§ Stated problem:
Count how many lines have the word "ylabel" in them. Reply with that number by itself.

§ Records shown:
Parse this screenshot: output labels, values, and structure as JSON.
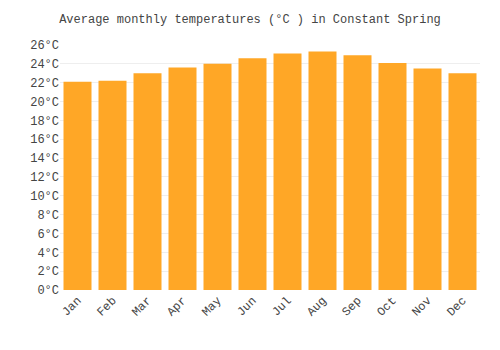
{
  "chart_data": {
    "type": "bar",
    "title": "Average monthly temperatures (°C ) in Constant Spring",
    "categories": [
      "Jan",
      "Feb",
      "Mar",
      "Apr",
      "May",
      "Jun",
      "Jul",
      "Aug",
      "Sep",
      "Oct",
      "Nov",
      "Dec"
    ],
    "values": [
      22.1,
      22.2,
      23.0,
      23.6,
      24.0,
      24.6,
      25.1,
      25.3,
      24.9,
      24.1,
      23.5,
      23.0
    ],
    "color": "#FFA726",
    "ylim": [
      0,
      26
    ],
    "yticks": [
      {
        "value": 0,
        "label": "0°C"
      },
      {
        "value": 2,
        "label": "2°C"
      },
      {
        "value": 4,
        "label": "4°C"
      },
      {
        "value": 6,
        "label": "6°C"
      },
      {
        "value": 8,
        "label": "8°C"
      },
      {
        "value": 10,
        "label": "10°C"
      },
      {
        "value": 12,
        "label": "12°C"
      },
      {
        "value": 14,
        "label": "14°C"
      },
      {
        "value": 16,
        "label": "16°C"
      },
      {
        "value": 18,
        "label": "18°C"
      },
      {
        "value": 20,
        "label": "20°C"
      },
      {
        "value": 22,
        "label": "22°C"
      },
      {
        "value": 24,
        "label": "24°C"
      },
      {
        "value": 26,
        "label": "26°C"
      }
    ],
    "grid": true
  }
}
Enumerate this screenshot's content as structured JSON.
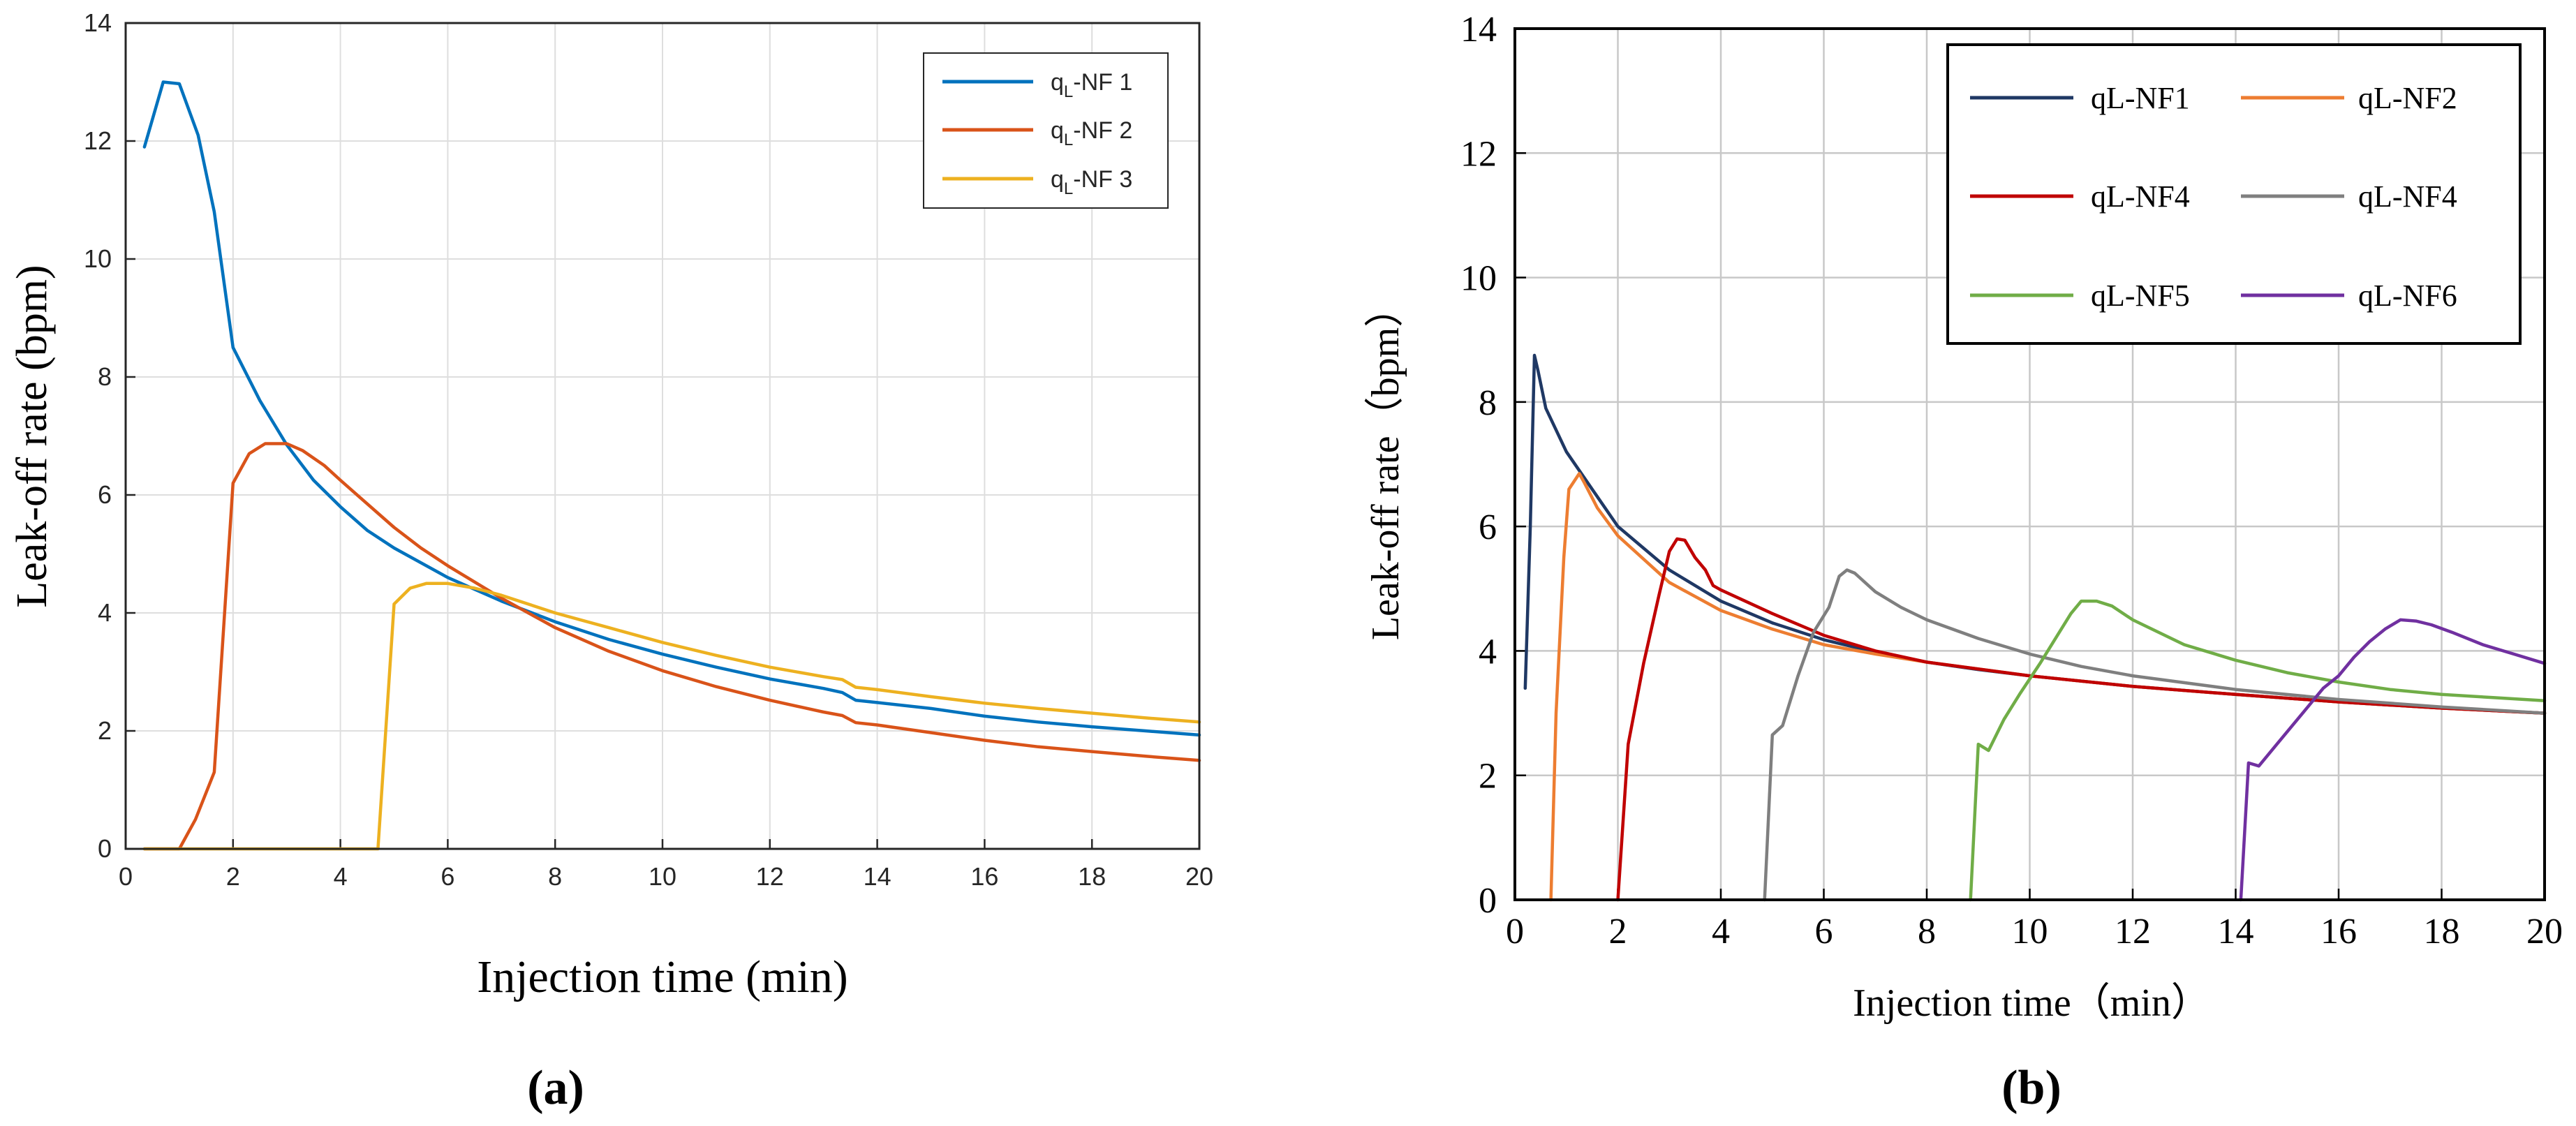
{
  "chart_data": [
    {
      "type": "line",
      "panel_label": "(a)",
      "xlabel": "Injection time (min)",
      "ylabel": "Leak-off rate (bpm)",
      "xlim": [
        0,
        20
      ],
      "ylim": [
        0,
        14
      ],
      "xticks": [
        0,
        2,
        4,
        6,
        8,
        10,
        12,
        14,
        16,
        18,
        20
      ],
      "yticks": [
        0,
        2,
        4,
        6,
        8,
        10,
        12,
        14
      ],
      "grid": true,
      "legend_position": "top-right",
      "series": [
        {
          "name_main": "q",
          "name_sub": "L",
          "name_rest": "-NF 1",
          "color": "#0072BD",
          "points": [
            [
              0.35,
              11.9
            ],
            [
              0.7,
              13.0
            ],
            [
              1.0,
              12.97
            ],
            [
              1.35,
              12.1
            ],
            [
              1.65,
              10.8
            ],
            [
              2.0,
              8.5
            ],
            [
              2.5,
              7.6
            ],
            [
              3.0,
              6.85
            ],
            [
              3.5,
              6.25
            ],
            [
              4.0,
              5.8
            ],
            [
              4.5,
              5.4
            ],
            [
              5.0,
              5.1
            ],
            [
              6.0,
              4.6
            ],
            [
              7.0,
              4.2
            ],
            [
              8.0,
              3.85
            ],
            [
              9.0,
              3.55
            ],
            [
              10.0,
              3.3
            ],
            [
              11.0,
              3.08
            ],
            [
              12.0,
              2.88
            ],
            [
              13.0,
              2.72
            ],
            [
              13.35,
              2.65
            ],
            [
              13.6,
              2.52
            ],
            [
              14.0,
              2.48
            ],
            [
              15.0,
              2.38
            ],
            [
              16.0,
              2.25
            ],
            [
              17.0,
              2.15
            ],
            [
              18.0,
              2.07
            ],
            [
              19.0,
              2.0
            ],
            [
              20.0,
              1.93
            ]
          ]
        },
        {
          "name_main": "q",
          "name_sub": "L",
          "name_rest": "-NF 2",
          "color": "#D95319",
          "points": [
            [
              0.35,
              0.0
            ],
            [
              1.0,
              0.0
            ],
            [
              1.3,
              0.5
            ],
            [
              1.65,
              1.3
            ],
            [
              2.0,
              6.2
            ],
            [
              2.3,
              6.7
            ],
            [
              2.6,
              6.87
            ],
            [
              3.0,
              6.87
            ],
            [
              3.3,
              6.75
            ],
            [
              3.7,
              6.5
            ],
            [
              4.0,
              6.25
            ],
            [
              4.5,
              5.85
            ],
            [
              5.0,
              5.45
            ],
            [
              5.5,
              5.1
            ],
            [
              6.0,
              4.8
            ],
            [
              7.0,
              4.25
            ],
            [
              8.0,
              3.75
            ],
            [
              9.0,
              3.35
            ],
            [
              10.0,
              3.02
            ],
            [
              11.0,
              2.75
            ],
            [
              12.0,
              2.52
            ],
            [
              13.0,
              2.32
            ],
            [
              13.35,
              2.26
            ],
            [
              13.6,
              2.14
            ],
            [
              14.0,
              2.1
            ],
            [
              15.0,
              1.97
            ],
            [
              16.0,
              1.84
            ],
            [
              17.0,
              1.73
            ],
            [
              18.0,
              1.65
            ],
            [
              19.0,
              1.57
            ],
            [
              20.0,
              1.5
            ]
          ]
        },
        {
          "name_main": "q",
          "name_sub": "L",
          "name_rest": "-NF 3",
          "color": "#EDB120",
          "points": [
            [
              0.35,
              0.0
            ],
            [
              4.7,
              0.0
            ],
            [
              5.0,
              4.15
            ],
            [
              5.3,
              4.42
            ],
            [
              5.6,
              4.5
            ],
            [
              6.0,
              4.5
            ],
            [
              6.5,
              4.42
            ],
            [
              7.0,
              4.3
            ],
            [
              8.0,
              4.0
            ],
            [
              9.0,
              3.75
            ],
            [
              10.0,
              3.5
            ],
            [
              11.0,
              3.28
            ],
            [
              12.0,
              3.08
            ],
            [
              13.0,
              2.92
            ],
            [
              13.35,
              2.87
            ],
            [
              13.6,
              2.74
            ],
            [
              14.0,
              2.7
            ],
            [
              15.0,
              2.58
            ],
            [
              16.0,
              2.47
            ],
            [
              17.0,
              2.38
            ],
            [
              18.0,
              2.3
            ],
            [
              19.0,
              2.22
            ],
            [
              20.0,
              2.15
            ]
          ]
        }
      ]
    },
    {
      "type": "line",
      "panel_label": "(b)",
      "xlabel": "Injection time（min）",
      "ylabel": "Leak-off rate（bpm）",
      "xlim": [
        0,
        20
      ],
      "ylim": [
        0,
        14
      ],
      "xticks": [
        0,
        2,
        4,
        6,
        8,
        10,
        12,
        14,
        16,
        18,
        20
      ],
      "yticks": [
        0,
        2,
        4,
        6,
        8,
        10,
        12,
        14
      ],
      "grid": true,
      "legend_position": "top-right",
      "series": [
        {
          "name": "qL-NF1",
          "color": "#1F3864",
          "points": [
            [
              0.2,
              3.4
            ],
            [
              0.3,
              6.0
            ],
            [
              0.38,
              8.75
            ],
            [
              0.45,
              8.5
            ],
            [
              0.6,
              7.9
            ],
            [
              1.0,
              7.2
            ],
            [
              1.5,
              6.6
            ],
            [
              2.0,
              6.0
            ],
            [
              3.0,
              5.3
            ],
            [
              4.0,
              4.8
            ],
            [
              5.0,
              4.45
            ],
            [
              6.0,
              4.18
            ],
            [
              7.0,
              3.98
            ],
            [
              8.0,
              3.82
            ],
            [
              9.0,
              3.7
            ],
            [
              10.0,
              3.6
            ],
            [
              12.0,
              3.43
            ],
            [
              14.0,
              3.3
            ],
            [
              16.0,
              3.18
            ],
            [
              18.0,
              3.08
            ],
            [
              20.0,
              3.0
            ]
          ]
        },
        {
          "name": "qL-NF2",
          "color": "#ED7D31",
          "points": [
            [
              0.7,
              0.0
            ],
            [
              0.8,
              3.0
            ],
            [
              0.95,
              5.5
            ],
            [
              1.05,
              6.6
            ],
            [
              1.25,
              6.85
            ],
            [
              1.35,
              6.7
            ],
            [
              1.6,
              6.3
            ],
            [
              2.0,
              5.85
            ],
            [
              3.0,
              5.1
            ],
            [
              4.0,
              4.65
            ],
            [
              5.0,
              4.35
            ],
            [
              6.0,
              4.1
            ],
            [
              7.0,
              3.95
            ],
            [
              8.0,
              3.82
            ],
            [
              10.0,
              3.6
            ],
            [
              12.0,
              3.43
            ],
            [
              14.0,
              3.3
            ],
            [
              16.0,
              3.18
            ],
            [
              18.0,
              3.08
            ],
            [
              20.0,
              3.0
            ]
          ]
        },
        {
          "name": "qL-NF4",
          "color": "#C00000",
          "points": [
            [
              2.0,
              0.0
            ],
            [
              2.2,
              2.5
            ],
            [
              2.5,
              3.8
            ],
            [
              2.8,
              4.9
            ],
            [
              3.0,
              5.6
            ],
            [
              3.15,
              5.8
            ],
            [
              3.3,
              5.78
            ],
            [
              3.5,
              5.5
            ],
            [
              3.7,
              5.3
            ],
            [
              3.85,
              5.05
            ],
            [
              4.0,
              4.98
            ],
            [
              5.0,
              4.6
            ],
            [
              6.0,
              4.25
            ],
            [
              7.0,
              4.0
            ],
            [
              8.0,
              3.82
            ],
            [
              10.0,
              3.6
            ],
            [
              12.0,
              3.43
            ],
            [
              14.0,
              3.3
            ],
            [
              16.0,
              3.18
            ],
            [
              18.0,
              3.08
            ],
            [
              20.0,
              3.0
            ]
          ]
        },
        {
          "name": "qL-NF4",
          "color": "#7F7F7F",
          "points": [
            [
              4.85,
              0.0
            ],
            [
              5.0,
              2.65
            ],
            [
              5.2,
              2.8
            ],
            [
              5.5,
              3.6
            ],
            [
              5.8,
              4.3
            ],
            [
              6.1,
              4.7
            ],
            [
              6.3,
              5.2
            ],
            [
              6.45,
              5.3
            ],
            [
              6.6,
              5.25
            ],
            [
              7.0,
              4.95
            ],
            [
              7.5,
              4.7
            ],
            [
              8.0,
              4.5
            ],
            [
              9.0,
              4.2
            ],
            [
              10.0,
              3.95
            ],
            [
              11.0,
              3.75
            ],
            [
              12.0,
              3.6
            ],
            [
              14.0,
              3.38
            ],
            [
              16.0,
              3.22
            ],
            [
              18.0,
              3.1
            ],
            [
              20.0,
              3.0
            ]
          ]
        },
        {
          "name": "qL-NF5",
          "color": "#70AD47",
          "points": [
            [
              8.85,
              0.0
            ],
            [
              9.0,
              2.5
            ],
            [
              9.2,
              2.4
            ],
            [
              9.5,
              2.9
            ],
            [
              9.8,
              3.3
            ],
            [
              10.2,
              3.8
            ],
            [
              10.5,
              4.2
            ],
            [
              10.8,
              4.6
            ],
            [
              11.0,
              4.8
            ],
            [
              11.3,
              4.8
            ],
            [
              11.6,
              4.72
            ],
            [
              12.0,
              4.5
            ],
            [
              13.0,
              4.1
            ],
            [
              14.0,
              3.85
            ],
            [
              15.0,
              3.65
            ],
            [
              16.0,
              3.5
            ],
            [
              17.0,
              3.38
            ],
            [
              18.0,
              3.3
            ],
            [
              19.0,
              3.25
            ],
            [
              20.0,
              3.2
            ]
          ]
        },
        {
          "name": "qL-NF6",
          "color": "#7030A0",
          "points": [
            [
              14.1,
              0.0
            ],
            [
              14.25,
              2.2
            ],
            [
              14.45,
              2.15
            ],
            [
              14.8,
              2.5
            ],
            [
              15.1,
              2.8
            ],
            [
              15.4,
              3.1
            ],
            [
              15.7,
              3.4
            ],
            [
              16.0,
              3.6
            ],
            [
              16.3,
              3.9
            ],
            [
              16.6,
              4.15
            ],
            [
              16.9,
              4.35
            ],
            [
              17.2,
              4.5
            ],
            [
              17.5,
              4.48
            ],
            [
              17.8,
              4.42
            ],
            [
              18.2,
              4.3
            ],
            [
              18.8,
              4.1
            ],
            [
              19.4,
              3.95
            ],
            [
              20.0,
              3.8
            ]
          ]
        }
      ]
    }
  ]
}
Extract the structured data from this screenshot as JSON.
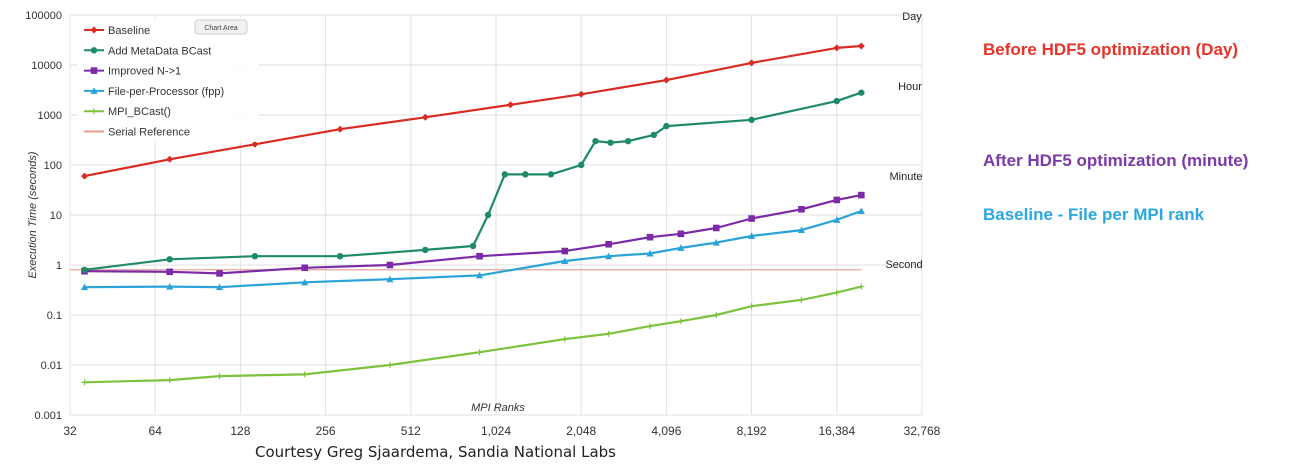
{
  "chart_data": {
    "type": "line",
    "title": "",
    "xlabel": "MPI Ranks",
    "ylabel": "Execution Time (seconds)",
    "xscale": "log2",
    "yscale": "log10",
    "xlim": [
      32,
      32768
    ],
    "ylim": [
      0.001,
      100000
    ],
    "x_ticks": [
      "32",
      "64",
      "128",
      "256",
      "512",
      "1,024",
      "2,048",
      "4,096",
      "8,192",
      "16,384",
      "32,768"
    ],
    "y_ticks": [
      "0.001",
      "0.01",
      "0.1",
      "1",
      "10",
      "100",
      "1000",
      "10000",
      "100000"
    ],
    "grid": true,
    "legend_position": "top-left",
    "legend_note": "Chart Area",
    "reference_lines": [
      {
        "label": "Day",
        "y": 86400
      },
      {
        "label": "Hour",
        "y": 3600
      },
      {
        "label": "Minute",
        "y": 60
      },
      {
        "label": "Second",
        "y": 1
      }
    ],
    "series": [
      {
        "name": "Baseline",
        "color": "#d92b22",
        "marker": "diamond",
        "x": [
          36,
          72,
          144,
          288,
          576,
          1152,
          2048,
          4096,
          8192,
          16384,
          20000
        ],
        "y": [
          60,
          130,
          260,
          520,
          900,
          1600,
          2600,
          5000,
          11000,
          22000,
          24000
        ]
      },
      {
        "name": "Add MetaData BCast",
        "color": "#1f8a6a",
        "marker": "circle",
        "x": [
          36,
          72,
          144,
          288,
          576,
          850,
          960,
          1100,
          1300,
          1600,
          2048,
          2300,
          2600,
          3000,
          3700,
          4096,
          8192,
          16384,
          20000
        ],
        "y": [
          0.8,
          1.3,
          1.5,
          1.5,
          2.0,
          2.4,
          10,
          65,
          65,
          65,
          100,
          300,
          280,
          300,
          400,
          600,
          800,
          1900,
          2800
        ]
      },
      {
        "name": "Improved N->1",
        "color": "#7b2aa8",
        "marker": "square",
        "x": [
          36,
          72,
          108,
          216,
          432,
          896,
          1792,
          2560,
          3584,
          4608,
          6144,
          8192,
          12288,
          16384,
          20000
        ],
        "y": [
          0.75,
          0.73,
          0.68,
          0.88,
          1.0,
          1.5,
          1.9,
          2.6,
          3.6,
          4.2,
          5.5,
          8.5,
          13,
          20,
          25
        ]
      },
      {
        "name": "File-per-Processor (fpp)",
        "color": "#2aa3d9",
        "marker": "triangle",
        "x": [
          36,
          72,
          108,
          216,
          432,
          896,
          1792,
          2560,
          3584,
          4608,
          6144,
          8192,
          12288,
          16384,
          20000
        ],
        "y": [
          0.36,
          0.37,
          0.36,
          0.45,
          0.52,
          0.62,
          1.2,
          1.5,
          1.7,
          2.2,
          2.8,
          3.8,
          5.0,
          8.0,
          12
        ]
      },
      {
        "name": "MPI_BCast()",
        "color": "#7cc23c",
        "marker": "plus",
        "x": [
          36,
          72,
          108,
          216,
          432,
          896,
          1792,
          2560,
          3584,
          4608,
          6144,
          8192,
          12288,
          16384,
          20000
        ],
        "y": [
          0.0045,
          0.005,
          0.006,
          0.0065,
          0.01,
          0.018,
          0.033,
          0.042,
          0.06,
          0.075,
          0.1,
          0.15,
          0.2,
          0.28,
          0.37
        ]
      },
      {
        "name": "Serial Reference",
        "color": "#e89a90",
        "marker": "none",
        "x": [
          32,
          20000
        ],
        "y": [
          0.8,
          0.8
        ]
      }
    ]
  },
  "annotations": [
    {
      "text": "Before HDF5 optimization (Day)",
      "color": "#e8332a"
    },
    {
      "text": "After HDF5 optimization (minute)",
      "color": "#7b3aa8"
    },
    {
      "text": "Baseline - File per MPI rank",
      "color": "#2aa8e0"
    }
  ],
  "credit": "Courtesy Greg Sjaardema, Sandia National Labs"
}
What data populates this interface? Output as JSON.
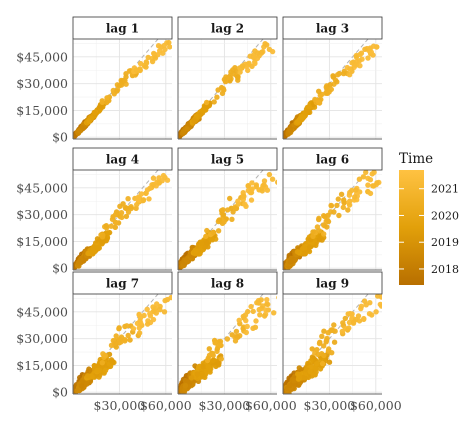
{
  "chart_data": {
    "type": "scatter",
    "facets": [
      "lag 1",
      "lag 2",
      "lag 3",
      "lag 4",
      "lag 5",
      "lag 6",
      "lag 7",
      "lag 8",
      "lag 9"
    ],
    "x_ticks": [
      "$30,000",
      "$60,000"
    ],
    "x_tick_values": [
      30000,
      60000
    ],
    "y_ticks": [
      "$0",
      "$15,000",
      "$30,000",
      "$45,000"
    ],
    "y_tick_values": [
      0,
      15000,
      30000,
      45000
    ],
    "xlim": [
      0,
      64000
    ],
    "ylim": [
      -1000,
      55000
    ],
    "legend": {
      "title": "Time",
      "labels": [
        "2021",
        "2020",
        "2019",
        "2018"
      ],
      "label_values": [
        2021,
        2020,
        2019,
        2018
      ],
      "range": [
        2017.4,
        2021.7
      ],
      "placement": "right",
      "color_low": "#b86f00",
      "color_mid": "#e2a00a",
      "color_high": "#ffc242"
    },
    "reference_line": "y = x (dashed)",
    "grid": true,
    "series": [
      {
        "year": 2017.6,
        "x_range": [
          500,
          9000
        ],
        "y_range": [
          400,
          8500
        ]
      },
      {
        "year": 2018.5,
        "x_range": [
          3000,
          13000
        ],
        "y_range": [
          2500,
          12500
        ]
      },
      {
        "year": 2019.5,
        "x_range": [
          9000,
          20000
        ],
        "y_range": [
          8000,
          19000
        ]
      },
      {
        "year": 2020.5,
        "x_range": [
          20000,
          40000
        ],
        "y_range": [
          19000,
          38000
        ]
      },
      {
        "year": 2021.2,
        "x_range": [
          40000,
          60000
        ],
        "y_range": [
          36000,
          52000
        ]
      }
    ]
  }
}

§ Finished exercise:
3